■ DATA TO PROCESS:
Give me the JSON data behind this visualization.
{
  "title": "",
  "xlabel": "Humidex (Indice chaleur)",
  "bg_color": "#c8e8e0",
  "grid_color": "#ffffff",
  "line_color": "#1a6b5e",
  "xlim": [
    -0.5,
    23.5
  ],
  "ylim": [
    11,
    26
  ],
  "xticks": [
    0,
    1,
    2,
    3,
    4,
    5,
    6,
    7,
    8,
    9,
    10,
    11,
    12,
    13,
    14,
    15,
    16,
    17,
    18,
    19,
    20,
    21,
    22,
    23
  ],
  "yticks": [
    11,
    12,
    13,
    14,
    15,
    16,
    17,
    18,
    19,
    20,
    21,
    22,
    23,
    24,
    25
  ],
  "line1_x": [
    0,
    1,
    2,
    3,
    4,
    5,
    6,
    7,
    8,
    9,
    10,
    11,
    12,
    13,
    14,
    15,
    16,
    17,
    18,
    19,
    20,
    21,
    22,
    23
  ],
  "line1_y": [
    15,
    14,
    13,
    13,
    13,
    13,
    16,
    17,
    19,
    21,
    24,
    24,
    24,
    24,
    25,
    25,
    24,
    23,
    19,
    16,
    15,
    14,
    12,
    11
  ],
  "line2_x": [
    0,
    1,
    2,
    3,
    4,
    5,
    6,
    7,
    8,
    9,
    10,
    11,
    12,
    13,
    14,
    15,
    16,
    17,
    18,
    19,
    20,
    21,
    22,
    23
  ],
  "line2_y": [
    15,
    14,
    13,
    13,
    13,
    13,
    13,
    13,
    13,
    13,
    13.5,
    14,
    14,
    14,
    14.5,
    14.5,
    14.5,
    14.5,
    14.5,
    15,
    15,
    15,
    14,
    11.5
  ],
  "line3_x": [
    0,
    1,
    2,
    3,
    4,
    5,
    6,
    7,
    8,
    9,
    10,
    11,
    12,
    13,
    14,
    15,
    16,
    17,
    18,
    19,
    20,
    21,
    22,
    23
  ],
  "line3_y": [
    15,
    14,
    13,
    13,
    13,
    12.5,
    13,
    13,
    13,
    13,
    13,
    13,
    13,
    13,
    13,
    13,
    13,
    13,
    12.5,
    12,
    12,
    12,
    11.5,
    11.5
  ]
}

■ EXERCISE OBJECTIVE:
Repeat every record, exactly as written.

■ SOLUTION TO THIS EXERCISE:
Give me the JSON data behind this visualization.
{
  "title": "",
  "xlabel": "Humidex (Indice chaleur)",
  "bg_color": "#c8e8e0",
  "grid_color": "#ffffff",
  "line_color": "#1a6b5e",
  "xlim": [
    -0.5,
    23.5
  ],
  "ylim": [
    11,
    26
  ],
  "xticks": [
    0,
    1,
    2,
    3,
    4,
    5,
    6,
    7,
    8,
    9,
    10,
    11,
    12,
    13,
    14,
    15,
    16,
    17,
    18,
    19,
    20,
    21,
    22,
    23
  ],
  "yticks": [
    11,
    12,
    13,
    14,
    15,
    16,
    17,
    18,
    19,
    20,
    21,
    22,
    23,
    24,
    25
  ],
  "line1_x": [
    0,
    1,
    2,
    3,
    4,
    5,
    6,
    7,
    8,
    9,
    10,
    11,
    12,
    13,
    14,
    15,
    16,
    17,
    18,
    19,
    20,
    21,
    22,
    23
  ],
  "line1_y": [
    15,
    14,
    13,
    13,
    13,
    13,
    16,
    17,
    19,
    21,
    24,
    24,
    24,
    24,
    25,
    25,
    24,
    23,
    19,
    16,
    15,
    14,
    12,
    11
  ],
  "line2_x": [
    0,
    1,
    2,
    3,
    4,
    5,
    6,
    7,
    8,
    9,
    10,
    11,
    12,
    13,
    14,
    15,
    16,
    17,
    18,
    19,
    20,
    21,
    22,
    23
  ],
  "line2_y": [
    15,
    14,
    13,
    13,
    13,
    13,
    13,
    13,
    13,
    13,
    13.5,
    14,
    14,
    14,
    14.5,
    14.5,
    14.5,
    14.5,
    14.5,
    15,
    15,
    15,
    14,
    11.5
  ],
  "line3_x": [
    0,
    1,
    2,
    3,
    4,
    5,
    6,
    7,
    8,
    9,
    10,
    11,
    12,
    13,
    14,
    15,
    16,
    17,
    18,
    19,
    20,
    21,
    22,
    23
  ],
  "line3_y": [
    15,
    14,
    13,
    13,
    13,
    12.5,
    13,
    13,
    13,
    13,
    13,
    13,
    13,
    13,
    13,
    13,
    13,
    13,
    12.5,
    12,
    12,
    12,
    11.5,
    11.5
  ]
}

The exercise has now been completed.